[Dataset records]
"""
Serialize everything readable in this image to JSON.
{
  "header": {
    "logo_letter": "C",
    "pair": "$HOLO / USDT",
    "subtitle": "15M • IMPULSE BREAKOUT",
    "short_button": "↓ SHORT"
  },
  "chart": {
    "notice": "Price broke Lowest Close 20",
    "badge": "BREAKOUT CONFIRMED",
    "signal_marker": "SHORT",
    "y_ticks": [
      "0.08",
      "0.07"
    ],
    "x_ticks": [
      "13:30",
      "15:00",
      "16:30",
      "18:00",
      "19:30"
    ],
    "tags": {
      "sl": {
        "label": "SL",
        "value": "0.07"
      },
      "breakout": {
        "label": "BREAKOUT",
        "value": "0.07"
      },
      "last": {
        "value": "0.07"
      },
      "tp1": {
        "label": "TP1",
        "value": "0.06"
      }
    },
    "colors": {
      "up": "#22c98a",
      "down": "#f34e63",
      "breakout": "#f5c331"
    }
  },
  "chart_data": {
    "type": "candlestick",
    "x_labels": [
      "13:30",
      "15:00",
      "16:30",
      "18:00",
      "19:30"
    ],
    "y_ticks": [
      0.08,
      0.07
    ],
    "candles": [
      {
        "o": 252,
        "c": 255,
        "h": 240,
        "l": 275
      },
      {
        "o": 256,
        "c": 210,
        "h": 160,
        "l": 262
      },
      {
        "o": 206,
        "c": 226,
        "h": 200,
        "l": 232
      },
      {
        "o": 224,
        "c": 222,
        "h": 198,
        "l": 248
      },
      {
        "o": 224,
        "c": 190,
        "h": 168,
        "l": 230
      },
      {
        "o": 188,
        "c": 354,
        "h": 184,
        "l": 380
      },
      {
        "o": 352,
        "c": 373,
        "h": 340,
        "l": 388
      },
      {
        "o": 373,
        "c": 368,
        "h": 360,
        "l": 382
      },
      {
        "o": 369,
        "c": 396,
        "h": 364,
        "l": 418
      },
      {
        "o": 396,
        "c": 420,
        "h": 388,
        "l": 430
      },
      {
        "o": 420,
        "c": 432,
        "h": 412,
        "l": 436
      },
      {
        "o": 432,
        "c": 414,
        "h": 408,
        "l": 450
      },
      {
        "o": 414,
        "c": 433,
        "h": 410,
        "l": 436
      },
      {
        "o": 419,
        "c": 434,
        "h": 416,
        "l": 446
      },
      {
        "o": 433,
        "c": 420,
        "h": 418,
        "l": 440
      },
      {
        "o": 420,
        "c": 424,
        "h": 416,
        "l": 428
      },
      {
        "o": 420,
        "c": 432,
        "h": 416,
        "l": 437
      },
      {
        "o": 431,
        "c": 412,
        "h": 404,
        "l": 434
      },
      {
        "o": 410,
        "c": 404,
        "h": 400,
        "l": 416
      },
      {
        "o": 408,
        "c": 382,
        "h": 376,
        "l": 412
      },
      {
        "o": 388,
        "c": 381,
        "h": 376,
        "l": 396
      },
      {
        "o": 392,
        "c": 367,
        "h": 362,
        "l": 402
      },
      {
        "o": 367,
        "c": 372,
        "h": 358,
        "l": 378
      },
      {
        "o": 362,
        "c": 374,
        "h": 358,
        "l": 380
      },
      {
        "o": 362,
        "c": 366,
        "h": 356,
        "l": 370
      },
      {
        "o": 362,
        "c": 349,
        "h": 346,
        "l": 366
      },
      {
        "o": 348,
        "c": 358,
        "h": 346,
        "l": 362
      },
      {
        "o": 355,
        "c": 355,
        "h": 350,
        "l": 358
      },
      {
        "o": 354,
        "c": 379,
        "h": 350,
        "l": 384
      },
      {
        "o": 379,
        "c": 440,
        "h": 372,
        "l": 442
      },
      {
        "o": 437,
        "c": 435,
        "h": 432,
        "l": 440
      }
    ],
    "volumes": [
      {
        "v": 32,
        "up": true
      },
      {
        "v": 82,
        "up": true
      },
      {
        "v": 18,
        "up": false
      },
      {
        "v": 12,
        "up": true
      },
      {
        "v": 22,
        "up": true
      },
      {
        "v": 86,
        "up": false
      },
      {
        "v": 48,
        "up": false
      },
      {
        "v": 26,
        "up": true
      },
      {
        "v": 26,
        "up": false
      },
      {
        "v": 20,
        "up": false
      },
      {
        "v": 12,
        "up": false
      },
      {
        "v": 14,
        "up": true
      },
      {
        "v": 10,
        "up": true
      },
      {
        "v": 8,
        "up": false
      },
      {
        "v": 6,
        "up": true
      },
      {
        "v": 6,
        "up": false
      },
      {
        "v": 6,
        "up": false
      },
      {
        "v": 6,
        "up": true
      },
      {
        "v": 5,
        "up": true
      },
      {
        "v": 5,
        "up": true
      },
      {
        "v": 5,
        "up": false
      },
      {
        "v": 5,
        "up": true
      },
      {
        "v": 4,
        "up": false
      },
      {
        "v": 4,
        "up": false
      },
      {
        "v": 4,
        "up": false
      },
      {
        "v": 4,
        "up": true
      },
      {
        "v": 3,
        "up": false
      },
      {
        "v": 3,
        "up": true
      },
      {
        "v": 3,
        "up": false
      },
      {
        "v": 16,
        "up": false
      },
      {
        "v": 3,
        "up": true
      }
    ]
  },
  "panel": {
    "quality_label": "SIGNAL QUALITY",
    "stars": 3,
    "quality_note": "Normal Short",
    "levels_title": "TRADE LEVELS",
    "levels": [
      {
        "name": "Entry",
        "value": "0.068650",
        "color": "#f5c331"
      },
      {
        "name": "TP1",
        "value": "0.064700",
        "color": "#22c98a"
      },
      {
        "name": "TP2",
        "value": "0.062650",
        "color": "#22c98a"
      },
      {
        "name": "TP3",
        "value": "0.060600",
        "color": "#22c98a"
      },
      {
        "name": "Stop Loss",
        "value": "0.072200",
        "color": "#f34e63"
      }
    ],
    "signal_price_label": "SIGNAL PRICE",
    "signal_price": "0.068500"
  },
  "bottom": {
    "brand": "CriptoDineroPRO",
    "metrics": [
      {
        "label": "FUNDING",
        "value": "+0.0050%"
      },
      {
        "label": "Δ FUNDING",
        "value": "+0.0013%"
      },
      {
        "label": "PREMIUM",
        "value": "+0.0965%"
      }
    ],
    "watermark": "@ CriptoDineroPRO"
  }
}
"""
**What is asked**
Please reproduce each record precisely as written.

**Solution**
Serialize everything readable in this image to JSON.
{
  "header": {
    "logo_letter": "C",
    "pair": "$HOLO / USDT",
    "subtitle": "15M • IMPULSE BREAKOUT",
    "short_button": "↓ SHORT"
  },
  "chart": {
    "notice": "Price broke Lowest Close 20",
    "badge": "BREAKOUT CONFIRMED",
    "signal_marker": "SHORT",
    "y_ticks": [
      "0.08",
      "0.07"
    ],
    "x_ticks": [
      "13:30",
      "15:00",
      "16:30",
      "18:00",
      "19:30"
    ],
    "tags": {
      "sl": {
        "label": "SL",
        "value": "0.07"
      },
      "breakout": {
        "label": "BREAKOUT",
        "value": "0.07"
      },
      "last": {
        "value": "0.07"
      },
      "tp1": {
        "label": "TP1",
        "value": "0.06"
      }
    },
    "colors": {
      "up": "#22c98a",
      "down": "#f34e63",
      "breakout": "#f5c331"
    }
  },
  "chart_data": {
    "type": "candlestick",
    "x_labels": [
      "13:30",
      "15:00",
      "16:30",
      "18:00",
      "19:30"
    ],
    "y_ticks": [
      0.08,
      0.07
    ],
    "candles": [
      {
        "o": 252,
        "c": 255,
        "h": 240,
        "l": 275
      },
      {
        "o": 256,
        "c": 210,
        "h": 160,
        "l": 262
      },
      {
        "o": 206,
        "c": 226,
        "h": 200,
        "l": 232
      },
      {
        "o": 224,
        "c": 222,
        "h": 198,
        "l": 248
      },
      {
        "o": 224,
        "c": 190,
        "h": 168,
        "l": 230
      },
      {
        "o": 188,
        "c": 354,
        "h": 184,
        "l": 380
      },
      {
        "o": 352,
        "c": 373,
        "h": 340,
        "l": 388
      },
      {
        "o": 373,
        "c": 368,
        "h": 360,
        "l": 382
      },
      {
        "o": 369,
        "c": 396,
        "h": 364,
        "l": 418
      },
      {
        "o": 396,
        "c": 420,
        "h": 388,
        "l": 430
      },
      {
        "o": 420,
        "c": 432,
        "h": 412,
        "l": 436
      },
      {
        "o": 432,
        "c": 414,
        "h": 408,
        "l": 450
      },
      {
        "o": 414,
        "c": 433,
        "h": 410,
        "l": 436
      },
      {
        "o": 419,
        "c": 434,
        "h": 416,
        "l": 446
      },
      {
        "o": 433,
        "c": 420,
        "h": 418,
        "l": 440
      },
      {
        "o": 420,
        "c": 424,
        "h": 416,
        "l": 428
      },
      {
        "o": 420,
        "c": 432,
        "h": 416,
        "l": 437
      },
      {
        "o": 431,
        "c": 412,
        "h": 404,
        "l": 434
      },
      {
        "o": 410,
        "c": 404,
        "h": 400,
        "l": 416
      },
      {
        "o": 408,
        "c": 382,
        "h": 376,
        "l": 412
      },
      {
        "o": 388,
        "c": 381,
        "h": 376,
        "l": 396
      },
      {
        "o": 392,
        "c": 367,
        "h": 362,
        "l": 402
      },
      {
        "o": 367,
        "c": 372,
        "h": 358,
        "l": 378
      },
      {
        "o": 362,
        "c": 374,
        "h": 358,
        "l": 380
      },
      {
        "o": 362,
        "c": 366,
        "h": 356,
        "l": 370
      },
      {
        "o": 362,
        "c": 349,
        "h": 346,
        "l": 366
      },
      {
        "o": 348,
        "c": 358,
        "h": 346,
        "l": 362
      },
      {
        "o": 355,
        "c": 355,
        "h": 350,
        "l": 358
      },
      {
        "o": 354,
        "c": 379,
        "h": 350,
        "l": 384
      },
      {
        "o": 379,
        "c": 440,
        "h": 372,
        "l": 442
      },
      {
        "o": 437,
        "c": 435,
        "h": 432,
        "l": 440
      }
    ],
    "volumes": [
      {
        "v": 32,
        "up": true
      },
      {
        "v": 82,
        "up": true
      },
      {
        "v": 18,
        "up": false
      },
      {
        "v": 12,
        "up": true
      },
      {
        "v": 22,
        "up": true
      },
      {
        "v": 86,
        "up": false
      },
      {
        "v": 48,
        "up": false
      },
      {
        "v": 26,
        "up": true
      },
      {
        "v": 26,
        "up": false
      },
      {
        "v": 20,
        "up": false
      },
      {
        "v": 12,
        "up": false
      },
      {
        "v": 14,
        "up": true
      },
      {
        "v": 10,
        "up": true
      },
      {
        "v": 8,
        "up": false
      },
      {
        "v": 6,
        "up": true
      },
      {
        "v": 6,
        "up": false
      },
      {
        "v": 6,
        "up": false
      },
      {
        "v": 6,
        "up": true
      },
      {
        "v": 5,
        "up": true
      },
      {
        "v": 5,
        "up": true
      },
      {
        "v": 5,
        "up": false
      },
      {
        "v": 5,
        "up": true
      },
      {
        "v": 4,
        "up": false
      },
      {
        "v": 4,
        "up": false
      },
      {
        "v": 4,
        "up": false
      },
      {
        "v": 4,
        "up": true
      },
      {
        "v": 3,
        "up": false
      },
      {
        "v": 3,
        "up": true
      },
      {
        "v": 3,
        "up": false
      },
      {
        "v": 16,
        "up": false
      },
      {
        "v": 3,
        "up": true
      }
    ]
  },
  "panel": {
    "quality_label": "SIGNAL QUALITY",
    "stars": 3,
    "quality_note": "Normal Short",
    "levels_title": "TRADE LEVELS",
    "levels": [
      {
        "name": "Entry",
        "value": "0.068650",
        "color": "#f5c331"
      },
      {
        "name": "TP1",
        "value": "0.064700",
        "color": "#22c98a"
      },
      {
        "name": "TP2",
        "value": "0.062650",
        "color": "#22c98a"
      },
      {
        "name": "TP3",
        "value": "0.060600",
        "color": "#22c98a"
      },
      {
        "name": "Stop Loss",
        "value": "0.072200",
        "color": "#f34e63"
      }
    ],
    "signal_price_label": "SIGNAL PRICE",
    "signal_price": "0.068500"
  },
  "bottom": {
    "brand": "CriptoDineroPRO",
    "metrics": [
      {
        "label": "FUNDING",
        "value": "+0.0050%"
      },
      {
        "label": "Δ FUNDING",
        "value": "+0.0013%"
      },
      {
        "label": "PREMIUM",
        "value": "+0.0965%"
      }
    ],
    "watermark": "@ CriptoDineroPRO"
  }
}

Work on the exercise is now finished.